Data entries
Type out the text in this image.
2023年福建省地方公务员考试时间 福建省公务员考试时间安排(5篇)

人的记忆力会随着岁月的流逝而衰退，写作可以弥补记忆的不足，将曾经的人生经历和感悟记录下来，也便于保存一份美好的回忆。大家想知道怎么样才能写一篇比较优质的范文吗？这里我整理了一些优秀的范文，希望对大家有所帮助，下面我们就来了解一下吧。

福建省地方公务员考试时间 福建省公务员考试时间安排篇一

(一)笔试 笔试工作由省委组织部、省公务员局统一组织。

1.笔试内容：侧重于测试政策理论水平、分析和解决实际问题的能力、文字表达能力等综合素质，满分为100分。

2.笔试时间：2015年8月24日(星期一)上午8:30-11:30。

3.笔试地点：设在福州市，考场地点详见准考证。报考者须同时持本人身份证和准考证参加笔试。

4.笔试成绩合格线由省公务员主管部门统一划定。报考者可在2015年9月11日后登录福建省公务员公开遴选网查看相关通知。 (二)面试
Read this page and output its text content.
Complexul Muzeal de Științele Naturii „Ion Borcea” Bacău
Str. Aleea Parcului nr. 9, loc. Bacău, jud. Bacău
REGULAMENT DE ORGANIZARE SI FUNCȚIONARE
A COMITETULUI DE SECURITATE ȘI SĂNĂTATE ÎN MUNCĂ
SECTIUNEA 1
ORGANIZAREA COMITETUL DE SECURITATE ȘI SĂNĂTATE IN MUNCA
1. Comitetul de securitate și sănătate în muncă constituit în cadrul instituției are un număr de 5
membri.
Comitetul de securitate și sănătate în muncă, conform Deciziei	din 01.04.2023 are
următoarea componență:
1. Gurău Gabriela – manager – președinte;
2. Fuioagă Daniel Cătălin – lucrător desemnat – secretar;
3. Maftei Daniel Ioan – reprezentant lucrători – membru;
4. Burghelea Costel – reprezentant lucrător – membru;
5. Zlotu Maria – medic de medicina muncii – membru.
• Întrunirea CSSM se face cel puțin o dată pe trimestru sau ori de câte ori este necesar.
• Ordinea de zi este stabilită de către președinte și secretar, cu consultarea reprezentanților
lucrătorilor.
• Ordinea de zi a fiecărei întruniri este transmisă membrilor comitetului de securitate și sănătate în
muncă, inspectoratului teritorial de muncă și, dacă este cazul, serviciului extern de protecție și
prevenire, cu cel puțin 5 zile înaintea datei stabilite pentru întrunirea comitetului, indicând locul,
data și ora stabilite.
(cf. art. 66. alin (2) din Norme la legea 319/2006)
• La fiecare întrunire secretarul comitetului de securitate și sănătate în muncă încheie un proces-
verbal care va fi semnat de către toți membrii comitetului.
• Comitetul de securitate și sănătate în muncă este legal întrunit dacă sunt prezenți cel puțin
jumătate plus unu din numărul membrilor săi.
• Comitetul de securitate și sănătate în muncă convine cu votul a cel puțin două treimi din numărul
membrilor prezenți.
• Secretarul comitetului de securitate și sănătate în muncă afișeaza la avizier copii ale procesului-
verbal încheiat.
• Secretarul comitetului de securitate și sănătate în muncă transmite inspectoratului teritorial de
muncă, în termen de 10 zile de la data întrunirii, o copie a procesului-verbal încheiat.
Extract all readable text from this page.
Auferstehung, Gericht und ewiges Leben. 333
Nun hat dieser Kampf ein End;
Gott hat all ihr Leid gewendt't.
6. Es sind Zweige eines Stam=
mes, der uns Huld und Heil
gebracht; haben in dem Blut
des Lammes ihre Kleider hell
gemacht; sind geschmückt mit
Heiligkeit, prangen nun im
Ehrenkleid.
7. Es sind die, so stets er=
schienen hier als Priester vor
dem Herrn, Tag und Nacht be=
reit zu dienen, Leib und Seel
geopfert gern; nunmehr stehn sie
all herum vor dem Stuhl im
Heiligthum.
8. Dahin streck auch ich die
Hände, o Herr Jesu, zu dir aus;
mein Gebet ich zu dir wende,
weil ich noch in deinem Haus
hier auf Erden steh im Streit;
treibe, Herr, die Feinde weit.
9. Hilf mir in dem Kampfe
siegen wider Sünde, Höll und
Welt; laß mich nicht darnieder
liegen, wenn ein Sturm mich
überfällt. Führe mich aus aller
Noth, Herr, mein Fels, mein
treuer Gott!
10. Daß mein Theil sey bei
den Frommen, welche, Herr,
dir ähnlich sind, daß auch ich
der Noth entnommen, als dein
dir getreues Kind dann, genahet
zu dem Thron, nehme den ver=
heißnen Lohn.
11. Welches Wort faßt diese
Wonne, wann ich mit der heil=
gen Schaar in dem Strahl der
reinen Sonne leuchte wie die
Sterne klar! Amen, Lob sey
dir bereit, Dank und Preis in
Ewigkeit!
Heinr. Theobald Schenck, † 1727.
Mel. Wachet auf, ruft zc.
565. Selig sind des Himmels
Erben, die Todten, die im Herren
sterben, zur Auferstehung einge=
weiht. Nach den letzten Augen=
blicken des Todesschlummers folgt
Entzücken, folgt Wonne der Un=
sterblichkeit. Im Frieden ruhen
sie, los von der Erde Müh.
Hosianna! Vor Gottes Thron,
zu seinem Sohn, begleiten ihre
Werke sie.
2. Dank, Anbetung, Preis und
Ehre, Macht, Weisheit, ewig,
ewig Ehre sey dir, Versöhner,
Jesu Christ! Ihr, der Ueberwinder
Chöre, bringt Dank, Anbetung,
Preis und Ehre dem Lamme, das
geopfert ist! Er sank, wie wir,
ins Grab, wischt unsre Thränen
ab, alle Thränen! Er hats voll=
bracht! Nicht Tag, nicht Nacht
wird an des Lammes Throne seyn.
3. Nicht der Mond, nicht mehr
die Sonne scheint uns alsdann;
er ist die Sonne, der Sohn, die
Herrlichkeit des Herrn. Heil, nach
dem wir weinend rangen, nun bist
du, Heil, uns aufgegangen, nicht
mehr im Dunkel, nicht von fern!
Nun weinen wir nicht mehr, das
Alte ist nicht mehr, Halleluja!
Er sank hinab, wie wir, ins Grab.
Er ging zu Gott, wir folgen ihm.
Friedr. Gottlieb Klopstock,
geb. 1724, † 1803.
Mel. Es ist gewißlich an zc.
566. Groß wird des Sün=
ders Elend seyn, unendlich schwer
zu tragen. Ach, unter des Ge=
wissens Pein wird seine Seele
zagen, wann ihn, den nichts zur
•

■ AIM
What do the records say? Quote them all exactly.

■ ANSWER TO THIS PROBLEM
Type out the text in this image.
2023年福建省地方公务员考试时间 福建省公务员考试时间安排(5篇)

人的记忆力会随着岁月的流逝而衰退，写作可以弥补记忆的不足，将曾经的人生经历和感悟记录下来，也便于保存一份美好的回忆。大家想知道怎么样才能写一篇比较优质的范文吗？这里我整理了一些优秀的范文，希望对大家有所帮助，下面我们就来了解一下吧。

福建省地方公务员考试时间 福建省公务员考试时间安排篇一

(一)笔试 笔试工作由省委组织部、省公务员局统一组织。

1.笔试内容：侧重于测试政策理论水平、分析和解决实际问题的能力、文字表达能力等综合素质，满分为100分。

2.笔试时间：2015年8月24日(星期一)上午8:30-11:30。

3.笔试地点：设在福州市，考场地点详见准考证。报考者须同时持本人身份证和准考证参加笔试。

4.笔试成绩合格线由省公务员主管部门统一划定。报考者可在2015年9月11日后登录福建省公务员公开遴选网查看相关通知。 (二)面试
Read this page and output its text content.
Complexul Muzeal de Științele Naturii „Ion Borcea” Bacău
Str. Aleea Parcului nr. 9, loc. Bacău, jud. Bacău
REGULAMENT DE ORGANIZARE SI FUNCȚIONARE
A COMITETULUI DE SECURITATE ȘI SĂNĂTATE ÎN MUNCĂ
SECTIUNEA 1
ORGANIZAREA COMITETUL DE SECURITATE ȘI SĂNĂTATE IN MUNCA
1. Comitetul de securitate și sănătate în muncă constituit în cadrul instituției are un număr de 5
membri.
Comitetul de securitate și sănătate în muncă, conform Deciziei	din 01.04.2023 are
următoarea componență:
1. Gurău Gabriela – manager – președinte;
2. Fuioagă Daniel Cătălin – lucrător desemnat – secretar;
3. Maftei Daniel Ioan – reprezentant lucrători – membru;
4. Burghelea Costel – reprezentant lucrător – membru;
5. Zlotu Maria – medic de medicina muncii – membru.
• Întrunirea CSSM se face cel puțin o dată pe trimestru sau ori de câte ori este necesar.
• Ordinea de zi este stabilită de către președinte și secretar, cu consultarea reprezentanților
lucrătorilor.
• Ordinea de zi a fiecărei întruniri este transmisă membrilor comitetului de securitate și sănătate în
muncă, inspectoratului teritorial de muncă și, dacă este cazul, serviciului extern de protecție și
prevenire, cu cel puțin 5 zile înaintea datei stabilite pentru întrunirea comitetului, indicând locul,
data și ora stabilite.
(cf. art. 66. alin (2) din Norme la legea 319/2006)
• La fiecare întrunire secretarul comitetului de securitate și sănătate în muncă încheie un proces-
verbal care va fi semnat de către toți membrii comitetului.
• Comitetul de securitate și sănătate în muncă este legal întrunit dacă sunt prezenți cel puțin
jumătate plus unu din numărul membrilor săi.
• Comitetul de securitate și sănătate în muncă convine cu votul a cel puțin două treimi din numărul
membrilor prezenți.
• Secretarul comitetului de securitate și sănătate în muncă afișeaza la avizier copii ale procesului-
verbal încheiat.
• Secretarul comitetului de securitate și sănătate în muncă transmite inspectoratului teritorial de
muncă, în termen de 10 zile de la data întrunirii, o copie a procesului-verbal încheiat.
Extract all readable text from this page.
Auferstehung, Gericht und ewiges Leben. 333
Nun hat dieser Kampf ein End;
Gott hat all ihr Leid gewendt't.
6. Es sind Zweige eines Stam=
mes, der uns Huld und Heil
gebracht; haben in dem Blut
des Lammes ihre Kleider hell
gemacht; sind geschmückt mit
Heiligkeit, prangen nun im
Ehrenkleid.
7. Es sind die, so stets er=
schienen hier als Priester vor
dem Herrn, Tag und Nacht be=
reit zu dienen, Leib und Seel
geopfert gern; nunmehr stehn sie
all herum vor dem Stuhl im
Heiligthum.
8. Dahin streck auch ich die
Hände, o Herr Jesu, zu dir aus;
mein Gebet ich zu dir wende,
weil ich noch in deinem Haus
hier auf Erden steh im Streit;
treibe, Herr, die Feinde weit.
9. Hilf mir in dem Kampfe
siegen wider Sünde, Höll und
Welt; laß mich nicht darnieder
liegen, wenn ein Sturm mich
überfällt. Führe mich aus aller
Noth, Herr, mein Fels, mein
treuer Gott!
10. Daß mein Theil sey bei
den Frommen, welche, Herr,
dir ähnlich sind, daß auch ich
der Noth entnommen, als dein
dir getreues Kind dann, genahet
zu dem Thron, nehme den ver=
heißnen Lohn.
11. Welches Wort faßt diese
Wonne, wann ich mit der heil=
gen Schaar in dem Strahl der
reinen Sonne leuchte wie die
Sterne klar! Amen, Lob sey
dir bereit, Dank und Preis in
Ewigkeit!
Heinr. Theobald Schenck, † 1727.
Mel. Wachet auf, ruft zc.
565. Selig sind des Himmels
Erben, die Todten, die im Herren
sterben, zur Auferstehung einge=
weiht. Nach den letzten Augen=
blicken des Todesschlummers folgt
Entzücken, folgt Wonne der Un=
sterblichkeit. Im Frieden ruhen
sie, los von der Erde Müh.
Hosianna! Vor Gottes Thron,
zu seinem Sohn, begleiten ihre
Werke sie.
2. Dank, Anbetung, Preis und
Ehre, Macht, Weisheit, ewig,
ewig Ehre sey dir, Versöhner,
Jesu Christ! Ihr, der Ueberwinder
Chöre, bringt Dank, Anbetung,
Preis und Ehre dem Lamme, das
geopfert ist! Er sank, wie wir,
ins Grab, wischt unsre Thränen
ab, alle Thränen! Er hats voll=
bracht! Nicht Tag, nicht Nacht
wird an des Lammes Throne seyn.
3. Nicht der Mond, nicht mehr
die Sonne scheint uns alsdann;
er ist die Sonne, der Sohn, die
Herrlichkeit des Herrn. Heil, nach
dem wir weinend rangen, nun bist
du, Heil, uns aufgegangen, nicht
mehr im Dunkel, nicht von fern!
Nun weinen wir nicht mehr, das
Alte ist nicht mehr, Halleluja!
Er sank hinab, wie wir, ins Grab.
Er ging zu Gott, wir folgen ihm.
Friedr. Gottlieb Klopstock,
geb. 1724, † 1803.
Mel. Es ist gewißlich an zc.
566. Groß wird des Sün=
ders Elend seyn, unendlich schwer
zu tragen. Ach, unter des Ge=
wissens Pein wird seine Seele
zagen, wann ihn, den nichts zur
•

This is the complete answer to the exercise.